**Task statement**
Copy out all of the data exactly as it appears.

**Listed records**
***

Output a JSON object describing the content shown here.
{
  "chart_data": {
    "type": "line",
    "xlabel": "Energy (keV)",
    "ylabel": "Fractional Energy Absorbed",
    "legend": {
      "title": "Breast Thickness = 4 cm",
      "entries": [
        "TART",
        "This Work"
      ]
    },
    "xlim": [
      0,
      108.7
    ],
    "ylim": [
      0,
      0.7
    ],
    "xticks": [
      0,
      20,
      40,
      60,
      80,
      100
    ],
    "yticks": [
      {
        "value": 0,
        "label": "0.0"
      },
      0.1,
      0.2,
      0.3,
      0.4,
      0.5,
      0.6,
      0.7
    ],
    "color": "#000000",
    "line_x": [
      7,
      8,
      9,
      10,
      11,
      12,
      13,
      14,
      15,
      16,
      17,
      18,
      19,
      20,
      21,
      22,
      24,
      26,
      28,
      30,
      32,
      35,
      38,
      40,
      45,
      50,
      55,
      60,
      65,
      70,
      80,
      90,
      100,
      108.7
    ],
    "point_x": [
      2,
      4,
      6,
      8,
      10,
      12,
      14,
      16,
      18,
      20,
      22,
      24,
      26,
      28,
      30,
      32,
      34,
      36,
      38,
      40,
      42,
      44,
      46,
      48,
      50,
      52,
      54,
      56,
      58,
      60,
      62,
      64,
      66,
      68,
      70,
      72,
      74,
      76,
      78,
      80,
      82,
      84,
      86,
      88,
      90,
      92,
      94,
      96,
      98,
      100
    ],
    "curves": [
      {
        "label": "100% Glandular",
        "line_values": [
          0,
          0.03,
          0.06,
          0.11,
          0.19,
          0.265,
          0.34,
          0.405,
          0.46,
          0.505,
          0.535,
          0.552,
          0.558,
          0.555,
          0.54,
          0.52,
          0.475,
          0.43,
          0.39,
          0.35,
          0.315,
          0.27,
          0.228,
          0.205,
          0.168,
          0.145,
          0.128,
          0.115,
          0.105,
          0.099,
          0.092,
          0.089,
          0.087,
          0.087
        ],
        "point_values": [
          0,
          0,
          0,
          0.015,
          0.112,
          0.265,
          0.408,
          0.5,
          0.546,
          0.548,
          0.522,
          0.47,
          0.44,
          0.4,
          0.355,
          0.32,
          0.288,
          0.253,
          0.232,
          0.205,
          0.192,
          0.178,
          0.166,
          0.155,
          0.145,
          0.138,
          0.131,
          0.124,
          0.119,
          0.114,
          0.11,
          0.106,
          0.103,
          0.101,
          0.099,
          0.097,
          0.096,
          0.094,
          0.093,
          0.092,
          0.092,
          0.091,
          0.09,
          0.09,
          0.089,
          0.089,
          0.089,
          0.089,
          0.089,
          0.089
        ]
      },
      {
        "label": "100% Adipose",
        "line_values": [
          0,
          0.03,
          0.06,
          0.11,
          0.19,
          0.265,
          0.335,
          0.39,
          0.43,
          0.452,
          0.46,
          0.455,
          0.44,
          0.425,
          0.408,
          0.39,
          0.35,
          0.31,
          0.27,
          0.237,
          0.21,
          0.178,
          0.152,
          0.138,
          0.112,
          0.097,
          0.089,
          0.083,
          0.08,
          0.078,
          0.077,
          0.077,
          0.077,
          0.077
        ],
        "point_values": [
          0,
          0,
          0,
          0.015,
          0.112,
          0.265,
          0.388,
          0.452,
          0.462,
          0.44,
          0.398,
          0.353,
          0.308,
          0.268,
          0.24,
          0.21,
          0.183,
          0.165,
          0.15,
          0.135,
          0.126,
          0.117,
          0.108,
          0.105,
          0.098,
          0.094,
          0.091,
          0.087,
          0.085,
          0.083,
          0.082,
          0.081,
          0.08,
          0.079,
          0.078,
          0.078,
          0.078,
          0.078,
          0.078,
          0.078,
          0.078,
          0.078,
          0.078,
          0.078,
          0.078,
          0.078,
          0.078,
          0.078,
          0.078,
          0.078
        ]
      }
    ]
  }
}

***

**Full output**
Output a JSON object describing the content shown here.
{
  "chart_data": {
    "type": "line",
    "xlabel": "Energy (keV)",
    "ylabel": "Fractional Energy Absorbed",
    "legend": {
      "title": "Breast Thickness = 4 cm",
      "entries": [
        "TART",
        "This Work"
      ]
    },
    "xlim": [
      0,
      108.7
    ],
    "ylim": [
      0,
      0.7
    ],
    "xticks": [
      0,
      20,
      40,
      60,
      80,
      100
    ],
    "yticks": [
      {
        "value": 0,
        "label": "0.0"
      },
      0.1,
      0.2,
      0.3,
      0.4,
      0.5,
      0.6,
      0.7
    ],
    "color": "#000000",
    "line_x": [
      7,
      8,
      9,
      10,
      11,
      12,
      13,
      14,
      15,
      16,
      17,
      18,
      19,
      20,
      21,
      22,
      24,
      26,
      28,
      30,
      32,
      35,
      38,
      40,
      45,
      50,
      55,
      60,
      65,
      70,
      80,
      90,
      100,
      108.7
    ],
    "point_x": [
      2,
      4,
      6,
      8,
      10,
      12,
      14,
      16,
      18,
      20,
      22,
      24,
      26,
      28,
      30,
      32,
      34,
      36,
      38,
      40,
      42,
      44,
      46,
      48,
      50,
      52,
      54,
      56,
      58,
      60,
      62,
      64,
      66,
      68,
      70,
      72,
      74,
      76,
      78,
      80,
      82,
      84,
      86,
      88,
      90,
      92,
      94,
      96,
      98,
      100
    ],
    "curves": [
      {
        "label": "100% Glandular",
        "line_values": [
          0,
          0.03,
          0.06,
          0.11,
          0.19,
          0.265,
          0.34,
          0.405,
          0.46,
          0.505,
          0.535,
          0.552,
          0.558,
          0.555,
          0.54,
          0.52,
          0.475,
          0.43,
          0.39,
          0.35,
          0.315,
          0.27,
          0.228,
          0.205,
          0.168,
          0.145,
          0.128,
          0.115,
          0.105,
          0.099,
          0.092,
          0.089,
          0.087,
          0.087
        ],
        "point_values": [
          0,
          0,
          0,
          0.015,
          0.112,
          0.265,
          0.408,
          0.5,
          0.546,
          0.548,
          0.522,
          0.47,
          0.44,
          0.4,
          0.355,
          0.32,
          0.288,
          0.253,
          0.232,
          0.205,
          0.192,
          0.178,
          0.166,
          0.155,
          0.145,
          0.138,
          0.131,
          0.124,
          0.119,
          0.114,
          0.11,
          0.106,
          0.103,
          0.101,
          0.099,
          0.097,
          0.096,
          0.094,
          0.093,
          0.092,
          0.092,
          0.091,
          0.09,
          0.09,
          0.089,
          0.089,
          0.089,
          0.089,
          0.089,
          0.089
        ]
      },
      {
        "label": "100% Adipose",
        "line_values": [
          0,
          0.03,
          0.06,
          0.11,
          0.19,
          0.265,
          0.335,
          0.39,
          0.43,
          0.452,
          0.46,
          0.455,
          0.44,
          0.425,
          0.408,
          0.39,
          0.35,
          0.31,
          0.27,
          0.237,
          0.21,
          0.178,
          0.152,
          0.138,
          0.112,
          0.097,
          0.089,
          0.083,
          0.08,
          0.078,
          0.077,
          0.077,
          0.077,
          0.077
        ],
        "point_values": [
          0,
          0,
          0,
          0.015,
          0.112,
          0.265,
          0.388,
          0.452,
          0.462,
          0.44,
          0.398,
          0.353,
          0.308,
          0.268,
          0.24,
          0.21,
          0.183,
          0.165,
          0.15,
          0.135,
          0.126,
          0.117,
          0.108,
          0.105,
          0.098,
          0.094,
          0.091,
          0.087,
          0.085,
          0.083,
          0.082,
          0.081,
          0.08,
          0.079,
          0.078,
          0.078,
          0.078,
          0.078,
          0.078,
          0.078,
          0.078,
          0.078,
          0.078,
          0.078,
          0.078,
          0.078,
          0.078,
          0.078,
          0.078,
          0.078
        ]
      }
    ]
  }
}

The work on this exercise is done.